• _Task requirements_:
Copy every line of the following data that includes the string "Петар".

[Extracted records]
::::
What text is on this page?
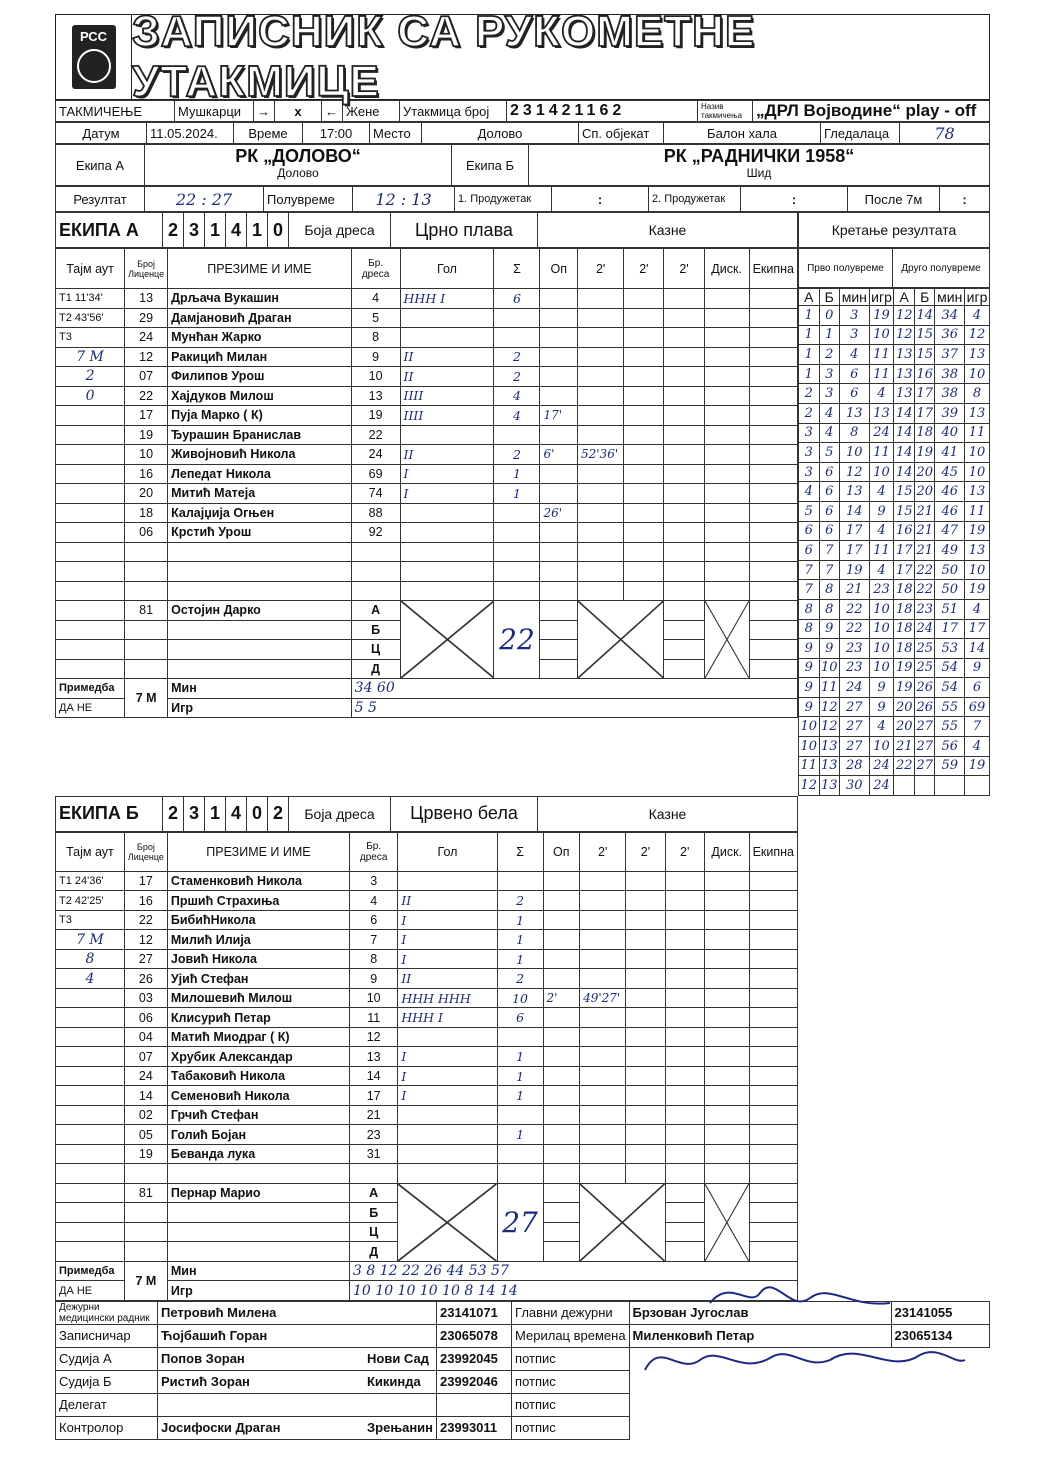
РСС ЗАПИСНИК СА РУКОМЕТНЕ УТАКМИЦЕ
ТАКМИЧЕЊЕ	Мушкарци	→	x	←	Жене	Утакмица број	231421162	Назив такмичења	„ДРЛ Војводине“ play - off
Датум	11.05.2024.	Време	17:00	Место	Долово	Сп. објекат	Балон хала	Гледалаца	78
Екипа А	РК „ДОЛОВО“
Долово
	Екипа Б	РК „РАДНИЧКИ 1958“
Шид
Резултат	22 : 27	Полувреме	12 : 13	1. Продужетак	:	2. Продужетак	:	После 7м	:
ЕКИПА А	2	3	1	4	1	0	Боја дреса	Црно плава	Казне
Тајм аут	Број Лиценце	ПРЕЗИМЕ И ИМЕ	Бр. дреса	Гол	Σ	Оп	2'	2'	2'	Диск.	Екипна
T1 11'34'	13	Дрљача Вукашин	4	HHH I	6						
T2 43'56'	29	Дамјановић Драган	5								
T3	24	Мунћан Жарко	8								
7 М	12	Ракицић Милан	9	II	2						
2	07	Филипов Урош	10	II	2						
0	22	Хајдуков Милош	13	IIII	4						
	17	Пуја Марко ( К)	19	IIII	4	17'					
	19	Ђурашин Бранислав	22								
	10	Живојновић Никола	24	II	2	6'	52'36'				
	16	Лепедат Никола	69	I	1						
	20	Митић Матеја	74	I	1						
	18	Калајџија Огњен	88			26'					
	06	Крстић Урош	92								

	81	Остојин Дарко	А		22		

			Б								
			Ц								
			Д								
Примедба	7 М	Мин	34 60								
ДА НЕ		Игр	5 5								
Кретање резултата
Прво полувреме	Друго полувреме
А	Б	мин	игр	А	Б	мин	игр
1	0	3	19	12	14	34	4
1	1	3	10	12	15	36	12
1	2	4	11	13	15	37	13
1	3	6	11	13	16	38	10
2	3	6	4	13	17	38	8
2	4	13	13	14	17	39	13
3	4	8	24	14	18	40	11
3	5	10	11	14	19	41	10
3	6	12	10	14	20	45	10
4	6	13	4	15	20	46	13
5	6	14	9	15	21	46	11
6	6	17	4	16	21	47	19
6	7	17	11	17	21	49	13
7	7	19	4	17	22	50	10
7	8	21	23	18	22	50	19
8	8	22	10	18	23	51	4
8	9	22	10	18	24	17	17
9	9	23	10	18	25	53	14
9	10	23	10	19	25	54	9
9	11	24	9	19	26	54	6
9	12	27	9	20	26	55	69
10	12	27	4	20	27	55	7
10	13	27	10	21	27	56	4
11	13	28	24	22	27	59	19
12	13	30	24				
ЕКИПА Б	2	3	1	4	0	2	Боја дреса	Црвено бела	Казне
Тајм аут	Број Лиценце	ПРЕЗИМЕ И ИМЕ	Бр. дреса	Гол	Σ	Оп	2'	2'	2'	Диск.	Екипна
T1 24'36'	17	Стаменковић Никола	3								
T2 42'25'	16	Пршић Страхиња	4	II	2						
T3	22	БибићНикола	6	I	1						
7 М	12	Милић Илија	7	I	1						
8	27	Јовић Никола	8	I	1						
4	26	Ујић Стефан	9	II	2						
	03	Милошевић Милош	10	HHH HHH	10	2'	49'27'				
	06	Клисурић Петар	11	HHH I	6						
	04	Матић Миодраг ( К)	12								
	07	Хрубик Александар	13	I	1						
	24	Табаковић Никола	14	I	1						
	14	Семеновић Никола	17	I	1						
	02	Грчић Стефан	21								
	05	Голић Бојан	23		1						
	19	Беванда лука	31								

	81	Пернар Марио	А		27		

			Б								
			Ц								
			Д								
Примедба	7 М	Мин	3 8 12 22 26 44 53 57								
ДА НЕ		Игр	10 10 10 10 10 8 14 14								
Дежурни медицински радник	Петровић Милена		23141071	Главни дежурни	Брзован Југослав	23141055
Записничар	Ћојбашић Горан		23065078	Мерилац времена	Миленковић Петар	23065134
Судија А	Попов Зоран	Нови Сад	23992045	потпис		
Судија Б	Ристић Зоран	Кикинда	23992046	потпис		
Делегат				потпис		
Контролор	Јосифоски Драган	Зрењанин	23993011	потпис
::::
• _Task response_:
	06	Клисурић Петар	11	HHH I	6						
Записничар	Ћојбашић Горан		23065078	Мерилац времена	Миленковић Петар	23065134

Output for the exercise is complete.